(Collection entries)
------------------------
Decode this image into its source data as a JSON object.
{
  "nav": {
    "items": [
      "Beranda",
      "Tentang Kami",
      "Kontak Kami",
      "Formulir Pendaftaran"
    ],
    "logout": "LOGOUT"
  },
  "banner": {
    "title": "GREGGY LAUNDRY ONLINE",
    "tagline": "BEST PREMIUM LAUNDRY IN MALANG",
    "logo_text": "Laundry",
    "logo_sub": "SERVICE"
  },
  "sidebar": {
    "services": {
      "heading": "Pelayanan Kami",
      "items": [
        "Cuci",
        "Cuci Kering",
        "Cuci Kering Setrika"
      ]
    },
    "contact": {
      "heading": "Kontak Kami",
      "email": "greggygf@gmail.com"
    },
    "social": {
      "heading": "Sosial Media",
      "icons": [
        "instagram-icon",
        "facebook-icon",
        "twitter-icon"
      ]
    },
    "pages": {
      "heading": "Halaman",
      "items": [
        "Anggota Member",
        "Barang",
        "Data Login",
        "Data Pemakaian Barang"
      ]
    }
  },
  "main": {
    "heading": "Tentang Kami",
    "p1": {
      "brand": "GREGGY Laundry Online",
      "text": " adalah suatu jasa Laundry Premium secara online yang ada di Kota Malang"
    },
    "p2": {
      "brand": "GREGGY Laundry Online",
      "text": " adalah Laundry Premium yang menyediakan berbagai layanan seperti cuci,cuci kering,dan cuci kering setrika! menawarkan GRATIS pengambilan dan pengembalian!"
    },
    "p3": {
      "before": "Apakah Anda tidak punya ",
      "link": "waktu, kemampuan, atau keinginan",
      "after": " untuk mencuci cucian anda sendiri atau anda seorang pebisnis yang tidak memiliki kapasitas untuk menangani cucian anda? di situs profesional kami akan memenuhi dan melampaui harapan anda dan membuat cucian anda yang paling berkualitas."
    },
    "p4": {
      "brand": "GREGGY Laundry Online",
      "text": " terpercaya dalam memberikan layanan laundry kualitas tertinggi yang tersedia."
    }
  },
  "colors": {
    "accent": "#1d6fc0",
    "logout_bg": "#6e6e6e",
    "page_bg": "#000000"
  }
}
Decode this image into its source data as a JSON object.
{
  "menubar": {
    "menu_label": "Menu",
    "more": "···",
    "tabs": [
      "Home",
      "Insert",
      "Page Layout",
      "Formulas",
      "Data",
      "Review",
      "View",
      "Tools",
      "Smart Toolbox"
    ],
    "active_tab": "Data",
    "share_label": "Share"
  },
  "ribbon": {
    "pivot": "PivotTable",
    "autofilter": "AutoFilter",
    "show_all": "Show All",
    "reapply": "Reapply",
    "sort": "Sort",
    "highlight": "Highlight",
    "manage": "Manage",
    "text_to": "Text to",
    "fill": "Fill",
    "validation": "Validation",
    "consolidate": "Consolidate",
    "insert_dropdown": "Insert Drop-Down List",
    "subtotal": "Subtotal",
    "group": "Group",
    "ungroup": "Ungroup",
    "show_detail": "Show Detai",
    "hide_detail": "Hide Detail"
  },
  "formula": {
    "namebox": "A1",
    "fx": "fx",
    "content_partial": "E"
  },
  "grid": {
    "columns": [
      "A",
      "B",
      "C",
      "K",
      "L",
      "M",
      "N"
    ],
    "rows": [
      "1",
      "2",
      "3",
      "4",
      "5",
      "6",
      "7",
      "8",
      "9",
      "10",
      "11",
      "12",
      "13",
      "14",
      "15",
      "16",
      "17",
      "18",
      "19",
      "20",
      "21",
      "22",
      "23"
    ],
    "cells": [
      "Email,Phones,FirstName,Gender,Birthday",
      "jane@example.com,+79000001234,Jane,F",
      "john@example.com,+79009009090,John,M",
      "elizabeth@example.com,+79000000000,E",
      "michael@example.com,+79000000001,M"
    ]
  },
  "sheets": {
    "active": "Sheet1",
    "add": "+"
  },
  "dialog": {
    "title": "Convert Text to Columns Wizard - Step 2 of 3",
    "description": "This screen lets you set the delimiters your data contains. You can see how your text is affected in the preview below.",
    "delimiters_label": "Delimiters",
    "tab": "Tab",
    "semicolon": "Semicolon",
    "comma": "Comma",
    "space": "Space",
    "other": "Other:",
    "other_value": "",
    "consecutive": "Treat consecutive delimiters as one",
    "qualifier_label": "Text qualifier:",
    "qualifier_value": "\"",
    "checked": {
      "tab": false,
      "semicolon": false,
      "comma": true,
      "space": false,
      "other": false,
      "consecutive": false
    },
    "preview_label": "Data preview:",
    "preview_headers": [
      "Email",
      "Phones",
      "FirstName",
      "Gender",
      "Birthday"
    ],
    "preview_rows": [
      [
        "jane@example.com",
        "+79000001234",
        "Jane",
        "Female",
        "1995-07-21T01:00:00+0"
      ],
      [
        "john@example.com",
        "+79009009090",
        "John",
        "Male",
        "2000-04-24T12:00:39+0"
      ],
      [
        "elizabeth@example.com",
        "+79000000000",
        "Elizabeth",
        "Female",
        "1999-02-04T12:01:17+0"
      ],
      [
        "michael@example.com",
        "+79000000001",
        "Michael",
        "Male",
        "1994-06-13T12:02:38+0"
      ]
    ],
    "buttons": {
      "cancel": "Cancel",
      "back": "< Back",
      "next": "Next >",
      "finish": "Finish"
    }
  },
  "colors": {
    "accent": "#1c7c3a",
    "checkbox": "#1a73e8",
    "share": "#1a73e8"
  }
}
------------------------
Problem requirements:
Reproduce the listing above word for word.

Finished answer:
Decode this image into its source data as a JSON object.
{
  "nav": {
    "items": [
      "Beranda",
      "Tentang Kami",
      "Kontak Kami",
      "Formulir Pendaftaran"
    ],
    "logout": "LOGOUT"
  },
  "banner": {
    "title": "GREGGY LAUNDRY ONLINE",
    "tagline": "BEST PREMIUM LAUNDRY IN MALANG",
    "logo_text": "Laundry",
    "logo_sub": "SERVICE"
  },
  "sidebar": {
    "services": {
      "heading": "Pelayanan Kami",
      "items": [
        "Cuci",
        "Cuci Kering",
        "Cuci Kering Setrika"
      ]
    },
    "contact": {
      "heading": "Kontak Kami",
      "email": "greggygf@gmail.com"
    },
    "social": {
      "heading": "Sosial Media",
      "icons": [
        "instagram-icon",
        "facebook-icon",
        "twitter-icon"
      ]
    },
    "pages": {
      "heading": "Halaman",
      "items": [
        "Anggota Member",
        "Barang",
        "Data Login",
        "Data Pemakaian Barang"
      ]
    }
  },
  "main": {
    "heading": "Tentang Kami",
    "p1": {
      "brand": "GREGGY Laundry Online",
      "text": " adalah suatu jasa Laundry Premium secara online yang ada di Kota Malang"
    },
    "p2": {
      "brand": "GREGGY Laundry Online",
      "text": " adalah Laundry Premium yang menyediakan berbagai layanan seperti cuci,cuci kering,dan cuci kering setrika! menawarkan GRATIS pengambilan dan pengembalian!"
    },
    "p3": {
      "before": "Apakah Anda tidak punya ",
      "link": "waktu, kemampuan, atau keinginan",
      "after": " untuk mencuci cucian anda sendiri atau anda seorang pebisnis yang tidak memiliki kapasitas untuk menangani cucian anda? di situs profesional kami akan memenuhi dan melampaui harapan anda dan membuat cucian anda yang paling berkualitas."
    },
    "p4": {
      "brand": "GREGGY Laundry Online",
      "text": " terpercaya dalam memberikan layanan laundry kualitas tertinggi yang tersedia."
    }
  },
  "colors": {
    "accent": "#1d6fc0",
    "logout_bg": "#6e6e6e",
    "page_bg": "#000000"
  }
}
Decode this image into its source data as a JSON object.
{
  "menubar": {
    "menu_label": "Menu",
    "more": "···",
    "tabs": [
      "Home",
      "Insert",
      "Page Layout",
      "Formulas",
      "Data",
      "Review",
      "View",
      "Tools",
      "Smart Toolbox"
    ],
    "active_tab": "Data",
    "share_label": "Share"
  },
  "ribbon": {
    "pivot": "PivotTable",
    "autofilter": "AutoFilter",
    "show_all": "Show All",
    "reapply": "Reapply",
    "sort": "Sort",
    "highlight": "Highlight",
    "manage": "Manage",
    "text_to": "Text to",
    "fill": "Fill",
    "validation": "Validation",
    "consolidate": "Consolidate",
    "insert_dropdown": "Insert Drop-Down List",
    "subtotal": "Subtotal",
    "group": "Group",
    "ungroup": "Ungroup",
    "show_detail": "Show Detai",
    "hide_detail": "Hide Detail"
  },
  "formula": {
    "namebox": "A1",
    "fx": "fx",
    "content_partial": "E"
  },
  "grid": {
    "columns": [
      "A",
      "B",
      "C",
      "K",
      "L",
      "M",
      "N"
    ],
    "rows": [
      "1",
      "2",
      "3",
      "4",
      "5",
      "6",
      "7",
      "8",
      "9",
      "10",
      "11",
      "12",
      "13",
      "14",
      "15",
      "16",
      "17",
      "18",
      "19",
      "20",
      "21",
      "22",
      "23"
    ],
    "cells": [
      "Email,Phones,FirstName,Gender,Birthday",
      "jane@example.com,+79000001234,Jane,F",
      "john@example.com,+79009009090,John,M",
      "elizabeth@example.com,+79000000000,E",
      "michael@example.com,+79000000001,M"
    ]
  },
  "sheets": {
    "active": "Sheet1",
    "add": "+"
  },
  "dialog": {
    "title": "Convert Text to Columns Wizard - Step 2 of 3",
    "description": "This screen lets you set the delimiters your data contains. You can see how your text is affected in the preview below.",
    "delimiters_label": "Delimiters",
    "tab": "Tab",
    "semicolon": "Semicolon",
    "comma": "Comma",
    "space": "Space",
    "other": "Other:",
    "other_value": "",
    "consecutive": "Treat consecutive delimiters as one",
    "qualifier_label": "Text qualifier:",
    "qualifier_value": "\"",
    "checked": {
      "tab": false,
      "semicolon": false,
      "comma": true,
      "space": false,
      "other": false,
      "consecutive": false
    },
    "preview_label": "Data preview:",
    "preview_headers": [
      "Email",
      "Phones",
      "FirstName",
      "Gender",
      "Birthday"
    ],
    "preview_rows": [
      [
        "jane@example.com",
        "+79000001234",
        "Jane",
        "Female",
        "1995-07-21T01:00:00+0"
      ],
      [
        "john@example.com",
        "+79009009090",
        "John",
        "Male",
        "2000-04-24T12:00:39+0"
      ],
      [
        "elizabeth@example.com",
        "+79000000000",
        "Elizabeth",
        "Female",
        "1999-02-04T12:01:17+0"
      ],
      [
        "michael@example.com",
        "+79000000001",
        "Michael",
        "Male",
        "1994-06-13T12:02:38+0"
      ]
    ],
    "buttons": {
      "cancel": "Cancel",
      "back": "< Back",
      "next": "Next >",
      "finish": "Finish"
    }
  },
  "colors": {
    "accent": "#1c7c3a",
    "checkbox": "#1a73e8",
    "share": "#1a73e8"
  }
}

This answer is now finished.